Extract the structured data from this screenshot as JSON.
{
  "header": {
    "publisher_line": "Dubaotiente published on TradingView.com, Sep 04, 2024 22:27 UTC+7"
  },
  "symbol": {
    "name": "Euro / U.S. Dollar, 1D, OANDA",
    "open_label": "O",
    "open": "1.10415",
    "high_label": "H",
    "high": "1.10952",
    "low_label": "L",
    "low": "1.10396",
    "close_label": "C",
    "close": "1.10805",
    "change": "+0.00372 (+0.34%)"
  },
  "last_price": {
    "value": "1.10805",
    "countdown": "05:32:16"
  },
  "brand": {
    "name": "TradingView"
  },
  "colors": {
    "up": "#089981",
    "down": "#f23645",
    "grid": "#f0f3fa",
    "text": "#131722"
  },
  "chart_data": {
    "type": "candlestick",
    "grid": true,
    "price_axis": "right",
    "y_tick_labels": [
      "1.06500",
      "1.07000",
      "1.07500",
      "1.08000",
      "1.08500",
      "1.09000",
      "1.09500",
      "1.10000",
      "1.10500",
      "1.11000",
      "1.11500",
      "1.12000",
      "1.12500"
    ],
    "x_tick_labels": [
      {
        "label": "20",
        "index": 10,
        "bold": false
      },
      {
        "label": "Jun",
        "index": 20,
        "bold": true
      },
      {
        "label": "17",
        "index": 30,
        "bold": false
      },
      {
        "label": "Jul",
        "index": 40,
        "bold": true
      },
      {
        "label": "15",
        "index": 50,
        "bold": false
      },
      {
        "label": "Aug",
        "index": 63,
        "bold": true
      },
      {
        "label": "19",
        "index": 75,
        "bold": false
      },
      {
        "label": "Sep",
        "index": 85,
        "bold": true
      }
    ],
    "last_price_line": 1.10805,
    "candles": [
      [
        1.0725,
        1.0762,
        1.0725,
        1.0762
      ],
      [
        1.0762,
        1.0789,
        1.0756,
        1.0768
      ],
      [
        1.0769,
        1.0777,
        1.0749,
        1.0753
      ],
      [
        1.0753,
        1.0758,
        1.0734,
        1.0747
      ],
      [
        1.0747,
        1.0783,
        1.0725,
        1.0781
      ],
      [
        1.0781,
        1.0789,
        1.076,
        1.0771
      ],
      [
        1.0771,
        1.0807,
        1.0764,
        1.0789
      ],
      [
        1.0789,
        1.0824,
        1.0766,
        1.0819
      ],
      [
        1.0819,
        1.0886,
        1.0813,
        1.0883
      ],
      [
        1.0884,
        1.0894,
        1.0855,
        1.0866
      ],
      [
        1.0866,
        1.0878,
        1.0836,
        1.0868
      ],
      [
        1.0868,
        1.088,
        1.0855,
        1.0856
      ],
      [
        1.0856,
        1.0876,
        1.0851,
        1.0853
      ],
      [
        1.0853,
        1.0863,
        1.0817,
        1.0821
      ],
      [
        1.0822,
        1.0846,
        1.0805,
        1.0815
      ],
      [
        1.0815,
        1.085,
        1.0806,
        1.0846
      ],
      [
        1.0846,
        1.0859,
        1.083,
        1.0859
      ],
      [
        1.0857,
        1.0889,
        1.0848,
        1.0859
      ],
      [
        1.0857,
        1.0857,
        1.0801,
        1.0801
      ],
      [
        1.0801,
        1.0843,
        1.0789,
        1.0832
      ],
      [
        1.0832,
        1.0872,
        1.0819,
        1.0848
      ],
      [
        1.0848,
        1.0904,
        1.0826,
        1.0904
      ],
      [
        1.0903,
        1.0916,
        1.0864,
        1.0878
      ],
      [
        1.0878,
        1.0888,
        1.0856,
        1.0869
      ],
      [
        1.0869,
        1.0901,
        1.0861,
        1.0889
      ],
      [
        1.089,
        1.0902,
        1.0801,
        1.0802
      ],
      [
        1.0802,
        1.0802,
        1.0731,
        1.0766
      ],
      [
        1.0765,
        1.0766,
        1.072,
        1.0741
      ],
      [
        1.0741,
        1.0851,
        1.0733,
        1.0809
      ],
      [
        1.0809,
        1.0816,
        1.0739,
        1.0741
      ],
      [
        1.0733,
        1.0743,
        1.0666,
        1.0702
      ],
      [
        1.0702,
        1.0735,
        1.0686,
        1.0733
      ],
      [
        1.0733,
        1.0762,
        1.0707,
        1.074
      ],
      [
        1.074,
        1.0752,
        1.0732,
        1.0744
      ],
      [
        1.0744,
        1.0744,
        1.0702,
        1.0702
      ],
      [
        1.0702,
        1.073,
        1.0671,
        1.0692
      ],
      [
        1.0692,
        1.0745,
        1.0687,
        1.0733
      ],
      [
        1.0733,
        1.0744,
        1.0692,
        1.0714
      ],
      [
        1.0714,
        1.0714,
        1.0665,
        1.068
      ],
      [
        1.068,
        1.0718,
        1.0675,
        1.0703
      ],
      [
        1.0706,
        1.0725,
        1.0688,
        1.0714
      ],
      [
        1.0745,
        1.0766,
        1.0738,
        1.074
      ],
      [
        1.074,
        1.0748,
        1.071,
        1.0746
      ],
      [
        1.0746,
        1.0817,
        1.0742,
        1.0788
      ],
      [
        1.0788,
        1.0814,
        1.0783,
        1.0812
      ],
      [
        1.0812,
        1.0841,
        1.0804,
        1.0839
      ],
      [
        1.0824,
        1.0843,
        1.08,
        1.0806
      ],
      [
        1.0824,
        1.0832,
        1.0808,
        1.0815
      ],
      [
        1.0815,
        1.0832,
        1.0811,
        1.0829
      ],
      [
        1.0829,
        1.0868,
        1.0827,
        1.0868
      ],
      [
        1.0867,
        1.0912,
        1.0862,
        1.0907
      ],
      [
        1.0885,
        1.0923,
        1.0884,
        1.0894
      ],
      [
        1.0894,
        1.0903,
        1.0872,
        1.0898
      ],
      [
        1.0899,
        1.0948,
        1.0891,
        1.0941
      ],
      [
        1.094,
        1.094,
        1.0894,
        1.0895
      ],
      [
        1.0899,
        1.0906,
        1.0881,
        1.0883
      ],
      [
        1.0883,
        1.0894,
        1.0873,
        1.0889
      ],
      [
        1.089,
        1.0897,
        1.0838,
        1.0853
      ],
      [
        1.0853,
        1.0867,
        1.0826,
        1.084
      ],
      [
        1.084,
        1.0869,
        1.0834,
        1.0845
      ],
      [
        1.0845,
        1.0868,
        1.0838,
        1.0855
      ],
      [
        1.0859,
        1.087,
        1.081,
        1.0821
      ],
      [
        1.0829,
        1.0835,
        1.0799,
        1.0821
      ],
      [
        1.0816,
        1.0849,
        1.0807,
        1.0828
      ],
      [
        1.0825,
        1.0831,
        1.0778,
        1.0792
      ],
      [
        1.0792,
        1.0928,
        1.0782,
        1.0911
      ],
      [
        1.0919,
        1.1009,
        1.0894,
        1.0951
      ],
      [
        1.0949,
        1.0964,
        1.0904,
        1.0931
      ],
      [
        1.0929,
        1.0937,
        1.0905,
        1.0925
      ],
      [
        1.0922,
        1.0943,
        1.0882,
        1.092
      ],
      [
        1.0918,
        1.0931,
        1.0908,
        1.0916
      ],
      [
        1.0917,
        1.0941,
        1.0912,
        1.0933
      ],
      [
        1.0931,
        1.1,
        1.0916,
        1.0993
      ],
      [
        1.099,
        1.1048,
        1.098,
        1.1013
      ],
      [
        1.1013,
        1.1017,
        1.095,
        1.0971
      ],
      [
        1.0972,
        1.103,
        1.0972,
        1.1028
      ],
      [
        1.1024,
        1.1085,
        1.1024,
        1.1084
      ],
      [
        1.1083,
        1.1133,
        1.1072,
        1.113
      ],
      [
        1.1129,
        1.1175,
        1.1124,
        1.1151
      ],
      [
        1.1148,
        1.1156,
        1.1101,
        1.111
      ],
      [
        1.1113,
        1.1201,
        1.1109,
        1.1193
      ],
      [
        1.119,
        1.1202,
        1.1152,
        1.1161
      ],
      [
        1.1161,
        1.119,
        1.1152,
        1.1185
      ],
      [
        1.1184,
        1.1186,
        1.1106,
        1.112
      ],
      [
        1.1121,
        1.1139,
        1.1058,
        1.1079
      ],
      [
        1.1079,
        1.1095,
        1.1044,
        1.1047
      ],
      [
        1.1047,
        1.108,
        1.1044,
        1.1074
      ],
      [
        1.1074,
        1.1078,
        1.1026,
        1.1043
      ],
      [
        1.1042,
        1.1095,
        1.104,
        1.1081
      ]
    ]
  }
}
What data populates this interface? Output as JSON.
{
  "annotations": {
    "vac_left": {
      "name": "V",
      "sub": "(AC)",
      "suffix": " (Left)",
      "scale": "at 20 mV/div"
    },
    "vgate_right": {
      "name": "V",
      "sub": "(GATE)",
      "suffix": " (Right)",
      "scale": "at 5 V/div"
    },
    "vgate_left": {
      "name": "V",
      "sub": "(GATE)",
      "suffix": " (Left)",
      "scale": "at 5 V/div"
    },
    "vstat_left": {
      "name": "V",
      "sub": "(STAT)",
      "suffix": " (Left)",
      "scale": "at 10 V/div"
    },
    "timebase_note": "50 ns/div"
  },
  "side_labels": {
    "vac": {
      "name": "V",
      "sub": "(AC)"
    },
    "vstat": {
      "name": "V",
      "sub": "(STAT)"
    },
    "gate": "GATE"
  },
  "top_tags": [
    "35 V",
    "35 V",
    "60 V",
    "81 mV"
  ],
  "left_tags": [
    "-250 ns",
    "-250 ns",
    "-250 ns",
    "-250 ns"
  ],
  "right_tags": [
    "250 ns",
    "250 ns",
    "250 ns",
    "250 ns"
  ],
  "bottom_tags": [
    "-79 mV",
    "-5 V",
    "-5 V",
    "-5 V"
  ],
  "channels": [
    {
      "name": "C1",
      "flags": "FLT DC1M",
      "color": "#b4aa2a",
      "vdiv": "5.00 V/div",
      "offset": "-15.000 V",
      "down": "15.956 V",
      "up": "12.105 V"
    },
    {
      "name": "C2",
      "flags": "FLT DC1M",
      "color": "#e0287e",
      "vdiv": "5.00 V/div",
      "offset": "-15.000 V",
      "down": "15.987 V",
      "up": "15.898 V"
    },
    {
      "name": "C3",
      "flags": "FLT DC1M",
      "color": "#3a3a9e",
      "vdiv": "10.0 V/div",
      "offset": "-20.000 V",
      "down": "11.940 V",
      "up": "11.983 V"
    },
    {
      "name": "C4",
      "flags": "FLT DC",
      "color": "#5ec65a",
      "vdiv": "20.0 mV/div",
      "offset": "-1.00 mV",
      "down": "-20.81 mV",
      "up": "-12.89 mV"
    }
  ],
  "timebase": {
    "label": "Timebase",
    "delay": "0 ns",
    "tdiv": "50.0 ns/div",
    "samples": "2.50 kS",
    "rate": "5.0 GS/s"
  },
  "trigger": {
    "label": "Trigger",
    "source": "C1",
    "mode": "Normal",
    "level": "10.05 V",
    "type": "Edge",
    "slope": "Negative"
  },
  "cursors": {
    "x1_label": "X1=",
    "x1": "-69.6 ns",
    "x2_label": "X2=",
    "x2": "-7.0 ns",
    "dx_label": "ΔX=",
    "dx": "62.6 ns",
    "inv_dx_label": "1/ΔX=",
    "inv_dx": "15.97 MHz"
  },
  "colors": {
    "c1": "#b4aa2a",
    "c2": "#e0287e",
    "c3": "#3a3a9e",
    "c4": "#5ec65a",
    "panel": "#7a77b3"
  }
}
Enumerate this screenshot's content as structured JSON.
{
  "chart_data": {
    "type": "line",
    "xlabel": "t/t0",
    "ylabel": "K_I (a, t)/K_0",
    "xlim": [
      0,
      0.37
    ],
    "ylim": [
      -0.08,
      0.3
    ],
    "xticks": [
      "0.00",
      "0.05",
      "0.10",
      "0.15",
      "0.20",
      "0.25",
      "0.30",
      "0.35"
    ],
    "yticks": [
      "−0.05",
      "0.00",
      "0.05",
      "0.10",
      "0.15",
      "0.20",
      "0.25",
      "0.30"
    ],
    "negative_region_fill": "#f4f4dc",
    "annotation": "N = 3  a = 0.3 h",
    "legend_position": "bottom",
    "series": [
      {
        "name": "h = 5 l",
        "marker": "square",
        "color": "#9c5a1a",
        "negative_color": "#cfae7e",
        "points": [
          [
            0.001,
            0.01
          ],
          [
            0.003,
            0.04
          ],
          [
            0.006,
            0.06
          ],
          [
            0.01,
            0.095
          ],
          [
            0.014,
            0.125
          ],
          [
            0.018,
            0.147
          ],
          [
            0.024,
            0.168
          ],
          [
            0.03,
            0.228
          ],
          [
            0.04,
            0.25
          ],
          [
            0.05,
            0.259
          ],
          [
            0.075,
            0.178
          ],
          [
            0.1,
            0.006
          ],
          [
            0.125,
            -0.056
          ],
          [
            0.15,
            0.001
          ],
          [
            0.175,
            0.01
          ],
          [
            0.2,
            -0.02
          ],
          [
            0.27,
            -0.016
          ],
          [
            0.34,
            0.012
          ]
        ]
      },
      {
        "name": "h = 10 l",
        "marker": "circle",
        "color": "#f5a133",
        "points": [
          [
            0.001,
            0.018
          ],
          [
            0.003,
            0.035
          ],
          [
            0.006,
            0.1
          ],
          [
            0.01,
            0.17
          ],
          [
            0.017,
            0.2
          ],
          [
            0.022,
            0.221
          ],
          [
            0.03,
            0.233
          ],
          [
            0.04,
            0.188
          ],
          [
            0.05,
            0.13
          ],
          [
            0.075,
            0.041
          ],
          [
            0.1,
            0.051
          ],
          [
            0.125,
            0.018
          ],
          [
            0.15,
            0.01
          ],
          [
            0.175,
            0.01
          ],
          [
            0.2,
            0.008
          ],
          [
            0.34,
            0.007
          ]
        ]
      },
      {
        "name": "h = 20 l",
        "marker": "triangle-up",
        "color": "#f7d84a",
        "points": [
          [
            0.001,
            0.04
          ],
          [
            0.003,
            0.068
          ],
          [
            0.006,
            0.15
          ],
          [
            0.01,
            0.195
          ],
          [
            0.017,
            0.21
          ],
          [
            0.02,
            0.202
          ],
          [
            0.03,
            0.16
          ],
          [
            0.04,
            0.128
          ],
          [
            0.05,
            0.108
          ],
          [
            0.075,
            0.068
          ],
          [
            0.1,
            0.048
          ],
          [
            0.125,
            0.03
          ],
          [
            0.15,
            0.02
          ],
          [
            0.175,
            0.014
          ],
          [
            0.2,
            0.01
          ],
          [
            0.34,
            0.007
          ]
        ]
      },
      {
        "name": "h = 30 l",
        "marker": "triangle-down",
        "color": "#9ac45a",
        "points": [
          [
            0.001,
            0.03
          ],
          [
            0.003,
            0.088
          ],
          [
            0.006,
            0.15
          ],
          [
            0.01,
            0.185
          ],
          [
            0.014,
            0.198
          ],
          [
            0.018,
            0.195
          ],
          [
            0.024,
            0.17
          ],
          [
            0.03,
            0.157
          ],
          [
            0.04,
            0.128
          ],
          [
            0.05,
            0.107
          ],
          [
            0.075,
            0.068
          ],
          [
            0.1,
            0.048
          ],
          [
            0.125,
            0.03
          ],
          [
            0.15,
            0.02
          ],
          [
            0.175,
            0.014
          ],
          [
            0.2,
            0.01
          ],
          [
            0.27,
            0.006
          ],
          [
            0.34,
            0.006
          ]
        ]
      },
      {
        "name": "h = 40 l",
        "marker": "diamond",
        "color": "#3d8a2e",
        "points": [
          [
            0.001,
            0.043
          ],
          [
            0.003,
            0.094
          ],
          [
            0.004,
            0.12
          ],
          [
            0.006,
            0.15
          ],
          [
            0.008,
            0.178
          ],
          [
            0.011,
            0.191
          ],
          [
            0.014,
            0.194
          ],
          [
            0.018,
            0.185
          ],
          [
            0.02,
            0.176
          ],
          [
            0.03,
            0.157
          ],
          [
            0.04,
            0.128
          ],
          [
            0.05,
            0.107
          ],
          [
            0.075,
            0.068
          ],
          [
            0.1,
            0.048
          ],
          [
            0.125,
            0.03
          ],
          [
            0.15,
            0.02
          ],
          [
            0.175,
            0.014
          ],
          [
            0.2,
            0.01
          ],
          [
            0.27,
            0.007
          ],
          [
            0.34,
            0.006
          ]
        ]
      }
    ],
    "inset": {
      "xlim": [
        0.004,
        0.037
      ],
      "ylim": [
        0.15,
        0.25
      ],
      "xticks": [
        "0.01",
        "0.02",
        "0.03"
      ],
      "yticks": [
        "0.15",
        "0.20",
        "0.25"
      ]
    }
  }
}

────────

**Exercise objective**
Your task is to list each line of the records with the word "structured".

**Expected answer**
Extract the structured data from this screenshot as JSON.
Enumerate this screenshot's content as structured JSON.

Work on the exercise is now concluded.